Aufgabe 1:
Wer hat laut dem Text zur Lage der Satire in Deutschland zu Jahresbeginn einen umgeschriebenen Gassenhauer aus den 1930er Jahren versendet?
Aufgabe 2:
Gib aus dem Text zur Lage der Satire in Deutschland eine Stelle wortgetreu wieder: Fang bei den Worten „Den zweiten Höhepunkt“ an und hör nach „nicht gewährt wurde.“ auf.
Aufgabe 3:
Schreib den Text zur Lage der Satire in Deutschland im Anschluss an seinen letzten Satz weiter.

Lesetext:

Zur Lage der Satire in Deutschland

Wer hätte das gedacht: Die Deutschen haben ja doch Humor. In diesen Krisenmonaten entpuppt sich Deutschland als Land der Satiriker. Gleich zu Jahresbeginn ging es los: Der Westdeutsche Rundfunk versendete einen umgeschriebenen Gassenhauer aus den 1930er Jahren, in dem einer Großmutter ein nicht Greta-konformer Lebensstil vorgeworfen wurde. Angesichts des Proteststurms fiel den Verantwortlichen im Nachhinein, aber gerade noch rechtzeitig, ein, dass es sich um Satire gehandelt haben müsse. Diese sei als solche jeder Kritik enthoben, vielmehr mache sich jeder Kritiker daran selbst verdächtig.

Den zweiten Höhepunkt der neuen deutschen Satirewelle markierte eine nichtbinäre Person namens Hengameh Yaghoobifarah, ursprünglich Apothekerstochter aus Buchholz in der Nordheide, mit einem Kommentar in der renommierten tageszeitung vom Juni 2020. Hier erklärte sie (oder er oder es) wenig menschenfreundlich, irgendwie seien Polizisten auf der Müllhalde besser aufgehoben. Davon versteht sie (oder er oder es) etwas, denn nach seiner (oder ihrer) Selbstbeschreibung ist er (oder sie oder es) „Autor_in, Redakteur_in und Referent_in zu Queerness, Feminismus, Antirassismus, Popkultur und Medienästhetik“. Der Müll-Text war, wie diese Selbstbeschreibung erahnen lässt, nicht sonderlich witzig. Aber was danach kam, war bestes Kabarett: Der Bundesinnenminister ersuchte um eine Audienz bei der Redaktion, die ihm indes nicht gewährt wurde.

Zeilen aus einer Datensammlung:
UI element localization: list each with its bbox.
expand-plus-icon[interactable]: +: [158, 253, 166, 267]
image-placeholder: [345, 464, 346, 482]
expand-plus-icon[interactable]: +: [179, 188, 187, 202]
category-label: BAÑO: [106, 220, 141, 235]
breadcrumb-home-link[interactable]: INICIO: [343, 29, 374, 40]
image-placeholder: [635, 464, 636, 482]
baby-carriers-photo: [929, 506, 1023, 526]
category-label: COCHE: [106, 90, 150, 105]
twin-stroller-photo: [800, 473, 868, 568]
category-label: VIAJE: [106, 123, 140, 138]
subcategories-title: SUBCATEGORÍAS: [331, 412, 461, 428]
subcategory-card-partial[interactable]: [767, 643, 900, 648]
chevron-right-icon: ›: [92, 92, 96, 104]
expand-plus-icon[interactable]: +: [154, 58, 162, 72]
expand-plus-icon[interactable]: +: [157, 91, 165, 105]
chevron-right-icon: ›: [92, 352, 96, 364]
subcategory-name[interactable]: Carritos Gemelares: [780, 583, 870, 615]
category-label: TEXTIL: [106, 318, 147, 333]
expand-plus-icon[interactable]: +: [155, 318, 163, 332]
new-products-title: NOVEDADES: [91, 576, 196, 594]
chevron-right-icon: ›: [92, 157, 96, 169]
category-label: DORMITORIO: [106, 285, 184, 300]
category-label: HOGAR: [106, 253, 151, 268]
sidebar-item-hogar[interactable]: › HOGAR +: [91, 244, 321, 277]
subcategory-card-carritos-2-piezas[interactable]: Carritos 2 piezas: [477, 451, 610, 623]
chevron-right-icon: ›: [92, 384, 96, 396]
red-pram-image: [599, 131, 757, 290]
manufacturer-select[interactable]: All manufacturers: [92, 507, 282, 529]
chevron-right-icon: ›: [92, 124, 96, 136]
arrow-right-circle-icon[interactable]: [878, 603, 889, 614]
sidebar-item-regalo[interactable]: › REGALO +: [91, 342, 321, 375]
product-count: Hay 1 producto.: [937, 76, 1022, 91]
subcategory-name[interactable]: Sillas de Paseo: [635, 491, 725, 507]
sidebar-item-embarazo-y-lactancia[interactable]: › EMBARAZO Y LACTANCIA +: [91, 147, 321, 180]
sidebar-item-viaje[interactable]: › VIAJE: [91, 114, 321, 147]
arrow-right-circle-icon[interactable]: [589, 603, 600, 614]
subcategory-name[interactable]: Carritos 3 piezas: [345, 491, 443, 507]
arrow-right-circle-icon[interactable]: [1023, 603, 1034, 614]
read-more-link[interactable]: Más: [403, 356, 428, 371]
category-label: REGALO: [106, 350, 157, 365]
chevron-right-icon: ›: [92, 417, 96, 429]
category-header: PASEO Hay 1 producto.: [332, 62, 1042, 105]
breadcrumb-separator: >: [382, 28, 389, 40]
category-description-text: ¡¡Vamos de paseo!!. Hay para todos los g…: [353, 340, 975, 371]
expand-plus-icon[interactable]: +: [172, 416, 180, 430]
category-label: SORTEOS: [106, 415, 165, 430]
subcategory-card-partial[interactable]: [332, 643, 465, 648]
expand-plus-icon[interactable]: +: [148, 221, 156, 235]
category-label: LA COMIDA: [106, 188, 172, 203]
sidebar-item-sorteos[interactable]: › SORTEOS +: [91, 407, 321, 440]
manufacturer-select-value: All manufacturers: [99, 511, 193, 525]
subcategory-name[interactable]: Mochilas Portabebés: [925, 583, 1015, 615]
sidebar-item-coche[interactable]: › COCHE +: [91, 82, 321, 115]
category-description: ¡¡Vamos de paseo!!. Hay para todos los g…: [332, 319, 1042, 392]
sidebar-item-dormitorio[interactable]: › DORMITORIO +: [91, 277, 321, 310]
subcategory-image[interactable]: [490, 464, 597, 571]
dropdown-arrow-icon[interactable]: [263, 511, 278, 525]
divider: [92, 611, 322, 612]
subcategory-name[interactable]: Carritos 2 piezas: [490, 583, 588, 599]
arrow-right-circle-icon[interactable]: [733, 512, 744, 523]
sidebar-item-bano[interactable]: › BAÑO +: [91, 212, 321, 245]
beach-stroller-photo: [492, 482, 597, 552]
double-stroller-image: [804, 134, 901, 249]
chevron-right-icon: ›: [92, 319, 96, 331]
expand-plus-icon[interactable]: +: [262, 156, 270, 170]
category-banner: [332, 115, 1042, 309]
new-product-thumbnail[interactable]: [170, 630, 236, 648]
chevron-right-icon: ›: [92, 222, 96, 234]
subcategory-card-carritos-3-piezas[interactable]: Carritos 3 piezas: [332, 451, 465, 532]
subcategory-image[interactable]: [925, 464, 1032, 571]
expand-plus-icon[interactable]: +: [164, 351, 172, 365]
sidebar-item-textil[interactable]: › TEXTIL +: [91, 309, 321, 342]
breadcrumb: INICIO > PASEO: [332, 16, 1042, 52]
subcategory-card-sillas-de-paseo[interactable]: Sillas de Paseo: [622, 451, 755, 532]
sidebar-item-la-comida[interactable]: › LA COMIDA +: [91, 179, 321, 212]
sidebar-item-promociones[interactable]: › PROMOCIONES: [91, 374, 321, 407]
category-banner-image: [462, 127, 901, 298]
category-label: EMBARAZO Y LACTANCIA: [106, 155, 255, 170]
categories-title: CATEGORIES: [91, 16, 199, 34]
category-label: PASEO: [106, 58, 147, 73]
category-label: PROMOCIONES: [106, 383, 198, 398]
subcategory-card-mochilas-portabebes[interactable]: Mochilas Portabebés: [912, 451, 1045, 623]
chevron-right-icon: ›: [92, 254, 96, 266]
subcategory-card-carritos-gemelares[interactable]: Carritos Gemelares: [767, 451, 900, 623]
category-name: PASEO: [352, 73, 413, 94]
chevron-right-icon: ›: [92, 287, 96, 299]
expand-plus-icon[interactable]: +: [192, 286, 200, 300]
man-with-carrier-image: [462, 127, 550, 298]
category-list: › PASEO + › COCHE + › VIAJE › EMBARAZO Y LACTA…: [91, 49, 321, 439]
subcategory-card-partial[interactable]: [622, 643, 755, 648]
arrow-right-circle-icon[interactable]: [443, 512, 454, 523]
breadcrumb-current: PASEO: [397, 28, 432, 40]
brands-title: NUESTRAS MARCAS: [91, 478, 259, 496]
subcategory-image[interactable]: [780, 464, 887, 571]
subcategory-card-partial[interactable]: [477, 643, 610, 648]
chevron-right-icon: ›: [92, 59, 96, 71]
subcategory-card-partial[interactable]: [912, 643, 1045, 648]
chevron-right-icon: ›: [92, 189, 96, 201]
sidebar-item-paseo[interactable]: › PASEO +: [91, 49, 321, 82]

Antwort 1:
Der Westdeutsche Rundfunk.

Antwort 2:
Den zweiten Höhepunkt der neuen deutschen Satirewelle markierte eine nichtbinäre Person namens Hengameh Yaghoobifarah, ursprünglich Apothekerstochter aus Buchholz in der Nordheide, mit einem Kommentar in der renommierten tageszeitung vom Juni 2020. Hier erklärte sie (oder er oder es) wenig menschenfreundlich, irgendwie seien Polizisten auf der Müllhalde besser aufgehoben. Davon versteht sie (oder er oder es) etwas, denn nach seiner (oder ihrer) Selbstbeschreibung ist er (oder sie oder es) „Autor_in, Redakteur_in und Referent_in zu Queerness, Feminismus, Antirassismus, Popkultur und Medienästhetik“. Der Müll-Text war, wie diese Selbstbeschreibung erahnen lässt, nicht sonderlich witzig. Aber was danach kam, war bestes Kabarett: Der Bundesinnenminister ersuchte um eine Audienz bei der Redaktion, die ihm indes nicht gewährt wurde.

Antwort 3:
Als die Kritik an dem Beitrag auch in der eigenen Anhängerschaft allzu stark anschwoll, schickte die Redaktion einen Anwalt ins Rennen, der sich auf das wdr-Modell besann und den Text zu einem „satirisch geformten […] Gedanken“ – nun auch das noch – erklärte. Diese Deutung erhielt bald die höchste aller denkbaren Weihen: Ein F.A.Z.-Redakteur teilt ex officio per Twitter mit: „Dass Yaghoobifarahs Text als Satire aufgefasst werden möchte, erschließt sich schon nach wenigen Zeilen, als er den Boden des Realen verlässt und sich dem Imaginären zuwendet.“ Diese erhellende Erläuterung des Wissenschaftsredakteurs und Kultur­korrespondenten einer überregionalen Zeitung – in Bayern nennt man solche Leute Siebeng‘scheiterl – war genau das, was der Angelegenheit noch gefehlt hatte, um ihr den letzten satirischen Schliff zu geben. Für Yaghoobifarah hat sich das Ganze übrigens gelohnt: Es wurde vom Berliner Luxuskaufhaus KaDeWe als Model für eine Werbeanzeige für Luxuskleidung angeworben.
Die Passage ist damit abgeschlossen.